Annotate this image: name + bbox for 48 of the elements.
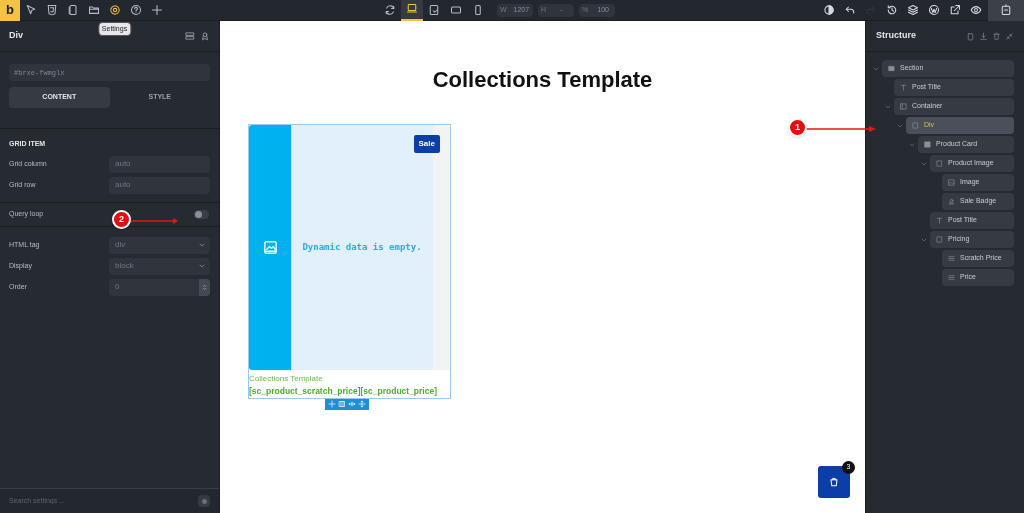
- device-button[interactable]: [401, 0, 423, 21]
- columns-icon: [338, 400, 346, 409]
- product-price: [sc_product_scratch_price][sc_product_price]: [249, 385, 438, 398]
- panel-title: Div: [9, 29, 23, 43]
- pages-icon: [66, 4, 79, 16]
- badge-icon: [200, 31, 210, 41]
- shield-icon: [45, 4, 58, 16]
- page-heading: Collections Template: [432, 66, 653, 94]
- text-icon: [936, 217, 943, 224]
- phone-icon: [472, 4, 484, 16]
- image-icon: [948, 179, 955, 186]
- download-icon: [979, 31, 988, 41]
- cart-button[interactable]: [818, 466, 850, 498]
- settings-icon: [108, 4, 121, 16]
- lines-icon: [948, 255, 955, 262]
- laptop-icon: [406, 3, 418, 15]
- empty-message: Dynamic data is empty.: [302, 240, 422, 254]
- clipboard-icon: [966, 31, 975, 41]
- image-icon: [262, 240, 278, 255]
- pointer-icon: [24, 4, 37, 16]
- sale-badge: Sale: [413, 135, 440, 153]
- panel-title: Structure: [876, 29, 916, 43]
- badge-icon: [948, 198, 955, 205]
- text-icon: [900, 84, 907, 91]
- toolbar-button[interactable]: [988, 0, 1024, 21]
- plus-icon: [150, 4, 163, 16]
- stepper-icon: [201, 283, 208, 291]
- plus-icon: [328, 400, 336, 409]
- chevron-down-icon: [198, 241, 206, 249]
- tablet-landscape-icon: [450, 4, 462, 16]
- element-toolbar[interactable]: [325, 398, 369, 410]
- trash-icon: [992, 31, 1001, 41]
- product-title: Collections Template: [249, 373, 324, 385]
- resize-icon: [348, 400, 356, 409]
- chevron-down-icon: [198, 262, 206, 270]
- collapse-icon: [1005, 31, 1014, 41]
- toggle-switch[interactable]: [194, 209, 209, 219]
- move-icon: [358, 400, 366, 409]
- annotation-arrow: [130, 218, 178, 224]
- tablet-icon: [428, 4, 440, 16]
- folder-icon: [87, 4, 100, 16]
- annotation-arrow: [806, 126, 876, 132]
- lines-icon: [948, 274, 955, 281]
- refresh-icon: [384, 4, 396, 16]
- filter-icon: [200, 497, 208, 505]
- logo[interactable]: b: [0, 0, 20, 21]
- help-icon: [129, 4, 142, 16]
- rows-icon: [185, 31, 195, 41]
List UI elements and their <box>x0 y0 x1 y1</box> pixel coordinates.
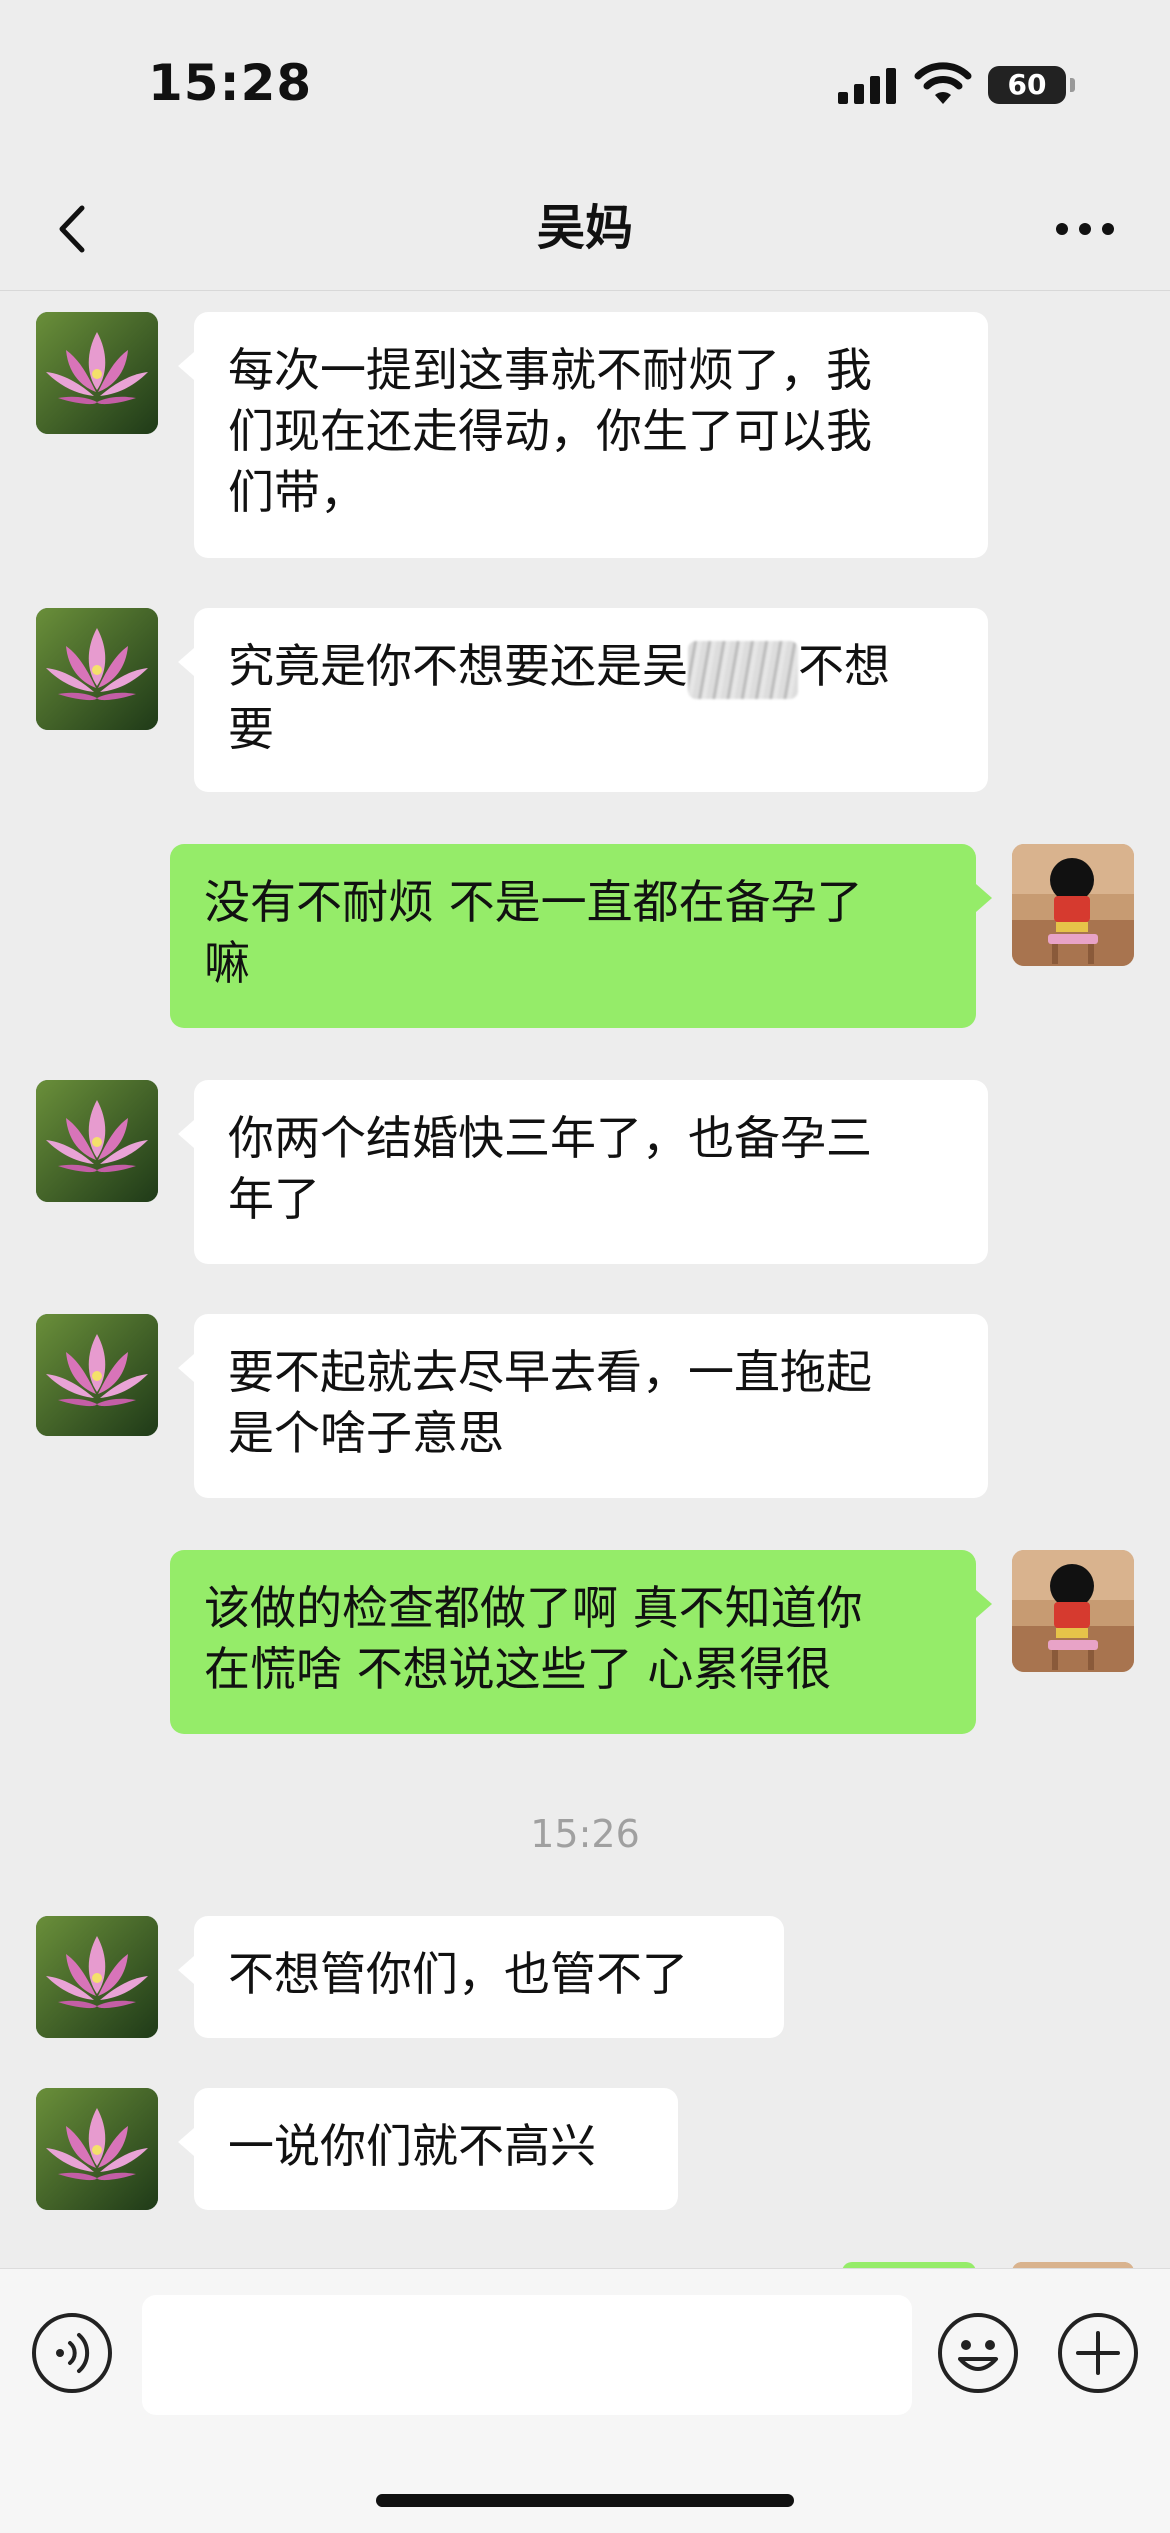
message-text: 是个啥子意思 <box>228 1406 504 1460</box>
message-text: 在慌啥 不想说这些了 心累得很 <box>204 1642 832 1696</box>
wifi-icon <box>914 62 972 104</box>
message-input[interactable] <box>142 2295 912 2415</box>
emoji-icon[interactable] <box>936 2311 1020 2395</box>
message-timestamp: 15:26 <box>530 1812 640 1856</box>
message-text: 没有不耐烦 不是一直都在备孕了 <box>204 875 863 929</box>
message-bubble-incoming[interactable]: 一说你们就不高兴 <box>178 2088 678 2210</box>
message-text: 们现在还走得动，你生了可以我 <box>228 404 872 458</box>
message-text: 该做的检查都做了啊 真不知道你 <box>204 1581 863 1635</box>
chat-header: 吴妈 <box>0 170 1170 291</box>
message-text: 年了 <box>228 1172 320 1226</box>
message-bubble-incoming[interactable]: 究竟是你不想要还是吴 不想 要 <box>178 608 988 792</box>
my-avatar[interactable] <box>1012 1550 1134 1672</box>
contact-avatar[interactable] <box>36 1916 158 2038</box>
message-text: 要不起就去尽早去看，一直拖起 <box>228 1345 872 1399</box>
message-text: 每次一提到这事就不耐烦了，我 <box>228 343 872 397</box>
status-bar: 15:28 60 <box>0 0 1170 170</box>
battery-level: 60 <box>988 66 1066 104</box>
more-icon[interactable] <box>1040 194 1130 264</box>
message-bubble-incoming[interactable]: 要不起就去尽早去看，一直拖起 是个啥子意思 <box>178 1314 988 1498</box>
message-text: 嘛 <box>204 936 250 990</box>
contact-avatar[interactable] <box>36 1080 158 1202</box>
message-text: 们带， <box>228 465 366 519</box>
contact-avatar[interactable] <box>36 312 158 434</box>
battery-tip <box>1070 78 1075 92</box>
plus-icon[interactable] <box>1056 2311 1140 2395</box>
redacted-name <box>688 640 798 699</box>
message-bubble-incoming[interactable]: 每次一提到这事就不耐烦了，我 们现在还走得动，你生了可以我 们带， <box>178 312 988 558</box>
contact-avatar[interactable] <box>36 1314 158 1436</box>
message-text: 不想管你们，也管不了 <box>228 1947 688 2001</box>
message-text: 你两个结婚快三年了，也备孕三 <box>228 1111 872 1165</box>
home-indicator[interactable] <box>376 2494 794 2507</box>
message-text: 要 <box>228 701 274 756</box>
message-bubble-outgoing[interactable]: 没有不耐烦 不是一直都在备孕了 嘛 <box>170 844 992 1028</box>
message-bubble-incoming[interactable]: 不想管你们，也管不了 <box>178 1916 784 2038</box>
status-time: 15:28 <box>148 54 313 112</box>
message-bubble-incoming[interactable]: 你两个结婚快三年了，也备孕三 年了 <box>178 1080 988 1264</box>
chat-title: 吴妈 <box>536 200 633 256</box>
message-text: 一说你们就不高兴 <box>228 2119 596 2173</box>
cellular-signal-icon <box>838 68 896 104</box>
my-avatar[interactable] <box>1012 844 1134 966</box>
message-text: 不想 <box>798 639 890 693</box>
message-text: 究竟是你不想要还是吴 <box>228 639 688 693</box>
contact-avatar[interactable] <box>36 608 158 730</box>
message-bubble-outgoing[interactable]: 该做的检查都做了啊 真不知道你 在慌啥 不想说这些了 心累得很 <box>170 1550 992 1734</box>
contact-avatar[interactable] <box>36 2088 158 2210</box>
voice-icon[interactable] <box>30 2311 114 2395</box>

+===+

◆ **EXERCISE GOAL**: Copy the listing verbatim, from the line containing "message-text: 是个啥子意思 <box>228" down to the line containing "message-timestamp: 15:26 <box>530", including both of those lines.

◆ **TASK RESULT**:
message-text: 是个啥子意思 <box>228 1406 504 1460</box>
message-text: 在慌啥 不想说这些了 心累得很 <box>204 1642 832 1696</box>
wifi-icon <box>914 62 972 104</box>
message-input[interactable] <box>142 2295 912 2415</box>
emoji-icon[interactable] <box>936 2311 1020 2395</box>
message-timestamp: 15:26 <box>530 1812 640 1856</box>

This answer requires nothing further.